##### Listing #####

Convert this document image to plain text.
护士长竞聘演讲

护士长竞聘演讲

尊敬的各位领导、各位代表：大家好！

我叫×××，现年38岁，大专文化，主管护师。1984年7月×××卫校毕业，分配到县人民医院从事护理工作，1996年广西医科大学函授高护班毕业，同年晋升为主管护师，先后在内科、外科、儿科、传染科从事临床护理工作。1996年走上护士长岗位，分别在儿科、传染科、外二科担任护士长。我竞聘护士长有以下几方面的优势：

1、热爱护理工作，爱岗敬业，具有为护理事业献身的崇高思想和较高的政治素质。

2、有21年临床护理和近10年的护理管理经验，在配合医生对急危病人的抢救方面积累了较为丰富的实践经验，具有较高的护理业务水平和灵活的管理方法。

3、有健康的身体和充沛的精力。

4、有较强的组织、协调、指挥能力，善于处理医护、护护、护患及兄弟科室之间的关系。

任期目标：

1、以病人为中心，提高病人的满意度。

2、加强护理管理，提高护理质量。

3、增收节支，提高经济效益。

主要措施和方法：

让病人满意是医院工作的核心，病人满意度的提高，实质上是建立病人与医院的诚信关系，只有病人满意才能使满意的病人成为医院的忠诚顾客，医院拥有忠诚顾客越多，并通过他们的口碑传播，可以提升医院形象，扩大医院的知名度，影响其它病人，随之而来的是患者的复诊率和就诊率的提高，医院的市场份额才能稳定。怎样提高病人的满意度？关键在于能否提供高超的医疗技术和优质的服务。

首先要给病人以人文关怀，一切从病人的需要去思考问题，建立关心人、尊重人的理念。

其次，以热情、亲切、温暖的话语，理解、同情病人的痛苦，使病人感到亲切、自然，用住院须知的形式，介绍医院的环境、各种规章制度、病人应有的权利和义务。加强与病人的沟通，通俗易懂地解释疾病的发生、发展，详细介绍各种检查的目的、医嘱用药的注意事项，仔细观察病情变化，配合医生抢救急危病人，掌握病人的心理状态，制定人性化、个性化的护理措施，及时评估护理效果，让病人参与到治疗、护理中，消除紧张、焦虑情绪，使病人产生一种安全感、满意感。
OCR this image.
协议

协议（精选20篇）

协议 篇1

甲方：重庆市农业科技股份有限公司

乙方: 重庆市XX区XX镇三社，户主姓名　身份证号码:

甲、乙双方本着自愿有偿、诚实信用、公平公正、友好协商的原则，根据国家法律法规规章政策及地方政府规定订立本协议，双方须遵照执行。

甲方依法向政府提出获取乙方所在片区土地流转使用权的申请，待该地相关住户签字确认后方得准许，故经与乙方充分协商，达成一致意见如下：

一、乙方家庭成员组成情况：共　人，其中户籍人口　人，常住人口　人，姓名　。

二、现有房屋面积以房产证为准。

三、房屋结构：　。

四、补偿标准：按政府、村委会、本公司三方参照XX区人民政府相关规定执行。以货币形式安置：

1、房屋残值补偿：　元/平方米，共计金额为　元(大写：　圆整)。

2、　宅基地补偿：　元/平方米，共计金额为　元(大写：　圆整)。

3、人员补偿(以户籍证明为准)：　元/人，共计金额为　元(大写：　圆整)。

#####

Reproduce each line of the material containing the word "共计金额为".

_Answer for this exercise_
1、房屋残值补偿：　元/平方米，共计金额为　元(大写：　圆整)。
2、　宅基地补偿：　元/平方米，共计金额为　元(大写：　圆整)。
3、人员补偿(以户籍证明为准)：　元/人，共计金额为　元(大写：　圆整)。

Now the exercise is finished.